** Material **
● ● ● ● ● ● ●

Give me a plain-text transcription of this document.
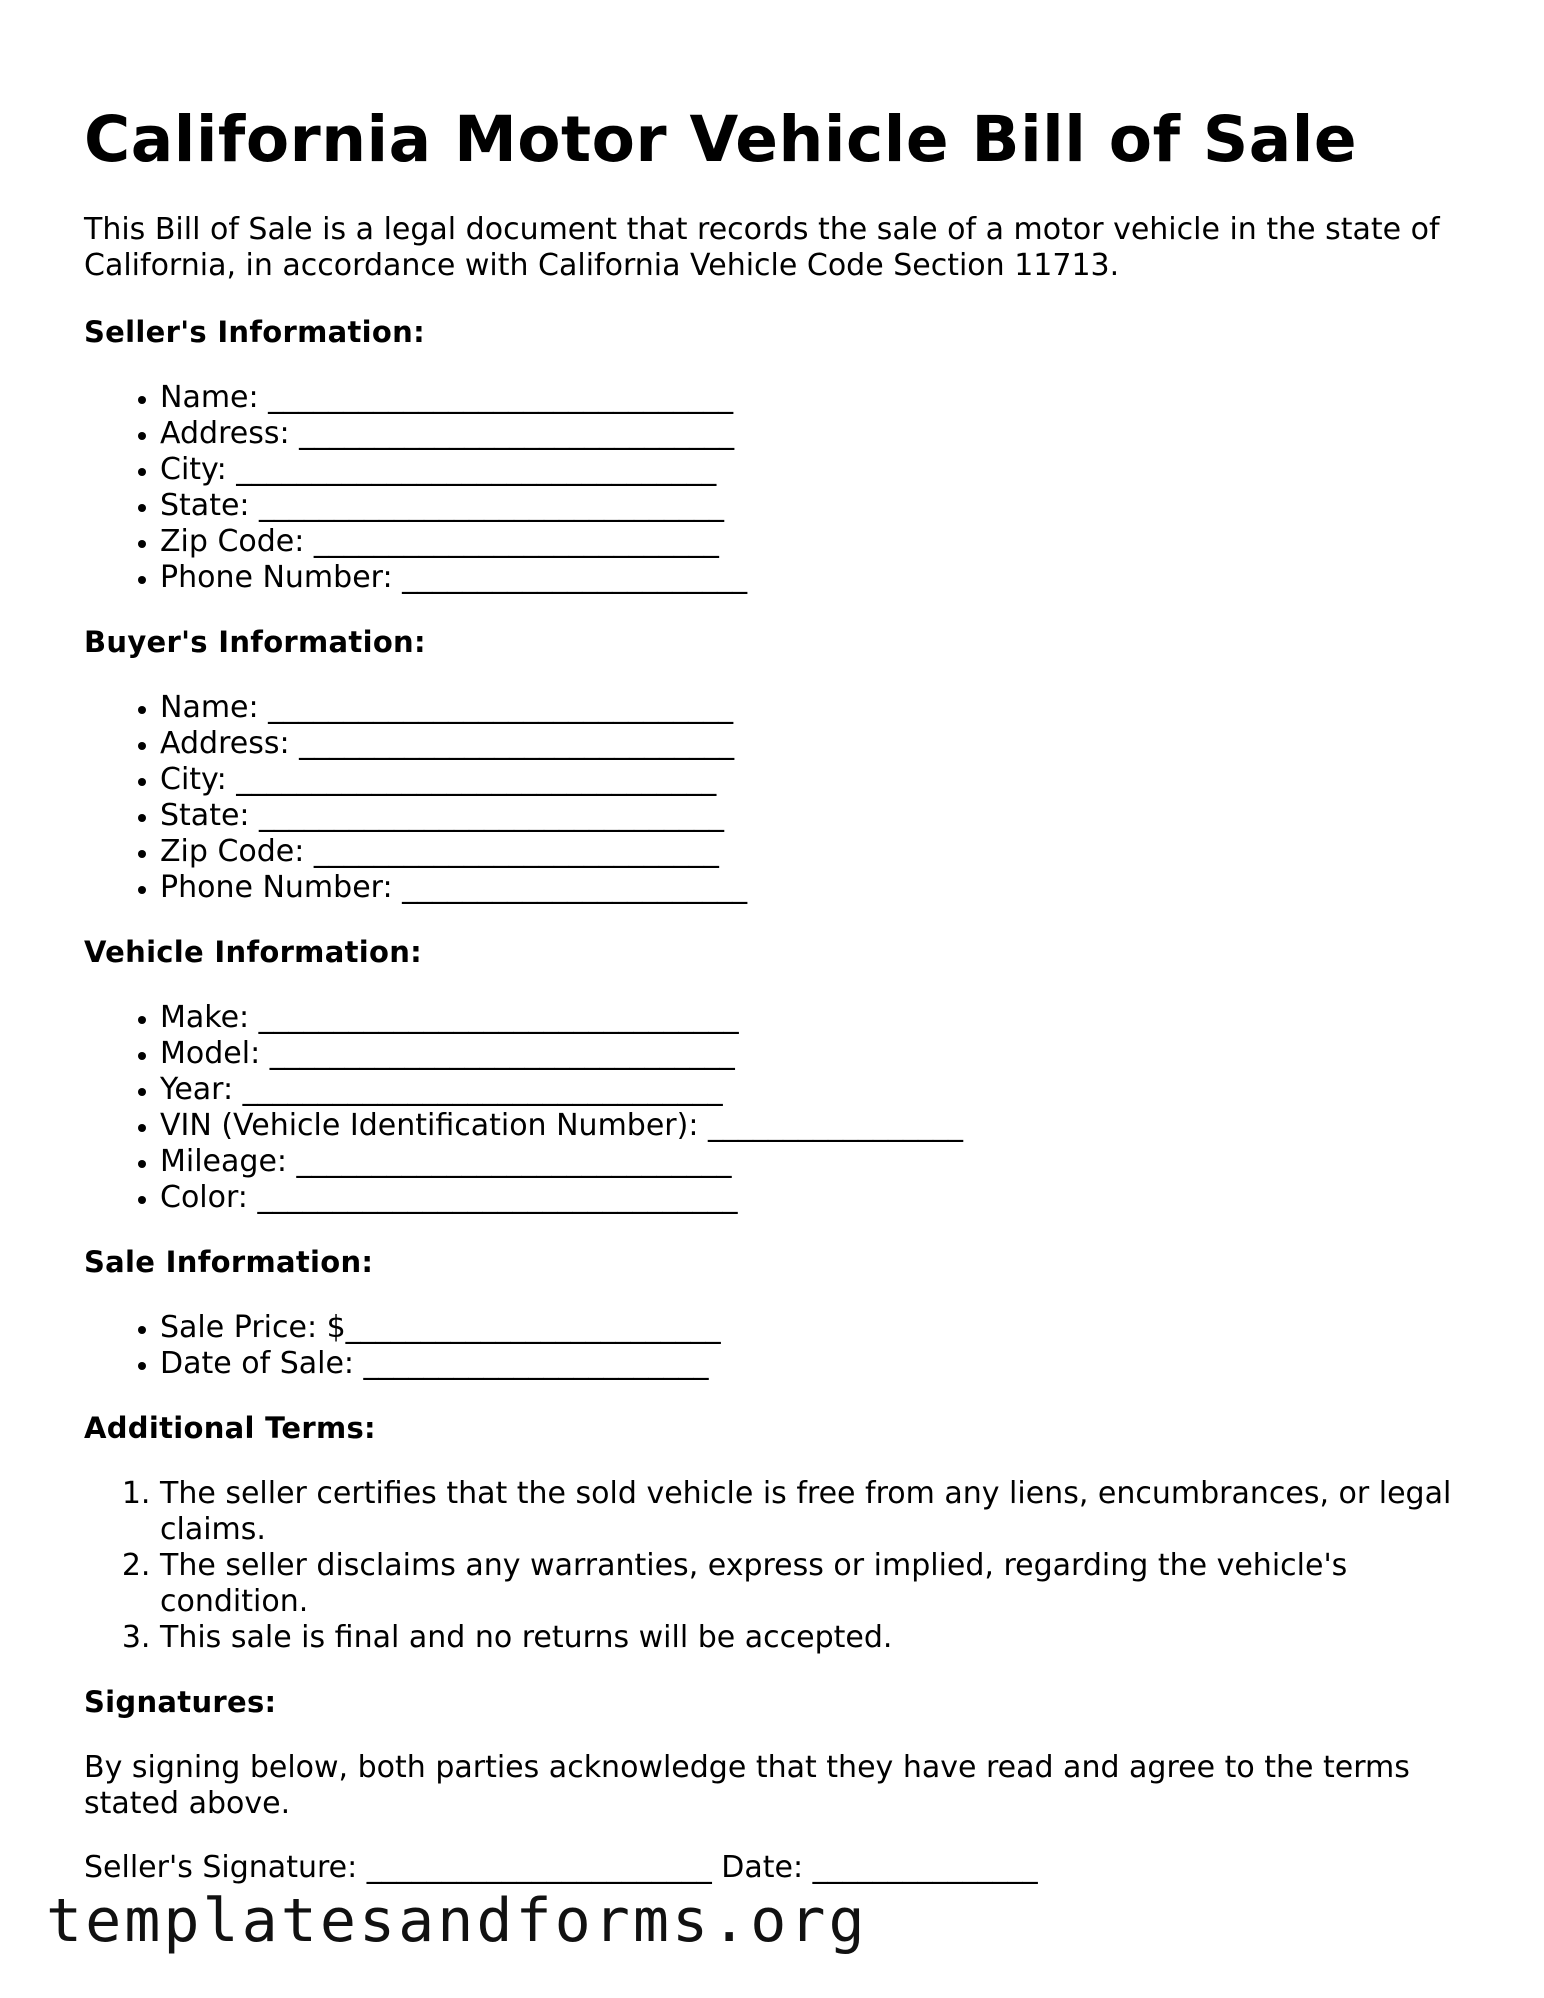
California Motor Vehicle Bill of Sale

This Bill of Sale is a legal document that records the sale of a motor vehicle in the state of California, in accordance with California Vehicle Code Section 11713.

Seller's Information:
• Name: _______________________________
• Address: _____________________________
• City: ________________________________
• State: _______________________________
• Zip Code: ___________________________
• Phone Number: _______________________
Buyer's Information:
• Name: _______________________________
• Address: _____________________________
• City: ________________________________
• State: _______________________________
• Zip Code: ___________________________
• Phone Number: _______________________
Vehicle Information:
• Make: ________________________________
• Model: _______________________________
• Year: ________________________________
• VIN (Vehicle Identification Number): _________________
• Mileage: _____________________________
• Color: ________________________________
Sale Information:
• Sale Price: $_________________________
• Date of Sale: _______________________
Additional Terms:
1. The seller certifies that the sold vehicle is free from any liens, encumbrances, or legal claims.
2. The seller disclaims any warranties, express or implied, regarding the vehicle's condition.
3. This sale is final and no returns will be accepted.
Signatures:

By signing below, both parties acknowledge that they have read and agree to the terms stated above.

Seller's Signature: _______________________ Date: _______________
templatesandforms.org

● ● ● ● ● ● ●

** To be done **
A faithful copy of the records above is needed, with the pictures left out.

** Finished exercise **
Give me a plain-text transcription of this document.
California Motor Vehicle Bill of Sale

This Bill of Sale is a legal document that records the sale of a motor vehicle in the state of California, in accordance with California Vehicle Code Section 11713.

Seller's Information:
• Name: _______________________________
• Address: _____________________________
• City: ________________________________
• State: _______________________________
• Zip Code: ___________________________
• Phone Number: _______________________
Buyer's Information:
• Name: _______________________________
• Address: _____________________________
• City: ________________________________
• State: _______________________________
• Zip Code: ___________________________
• Phone Number: _______________________
Vehicle Information:
• Make: ________________________________
• Model: _______________________________
• Year: ________________________________
• VIN (Vehicle Identification Number): _________________
• Mileage: _____________________________
• Color: ________________________________
Sale Information:
• Sale Price: $_________________________
• Date of Sale: _______________________
Additional Terms:
1. The seller certifies that the sold vehicle is free from any liens, encumbrances, or legal claims.
2. The seller disclaims any warranties, express or implied, regarding the vehicle's condition.
3. This sale is final and no returns will be accepted.
Signatures:

By signing below, both parties acknowledge that they have read and agree to the terms stated above.

Seller's Signature: _______________________ Date: _______________
templatesandforms.org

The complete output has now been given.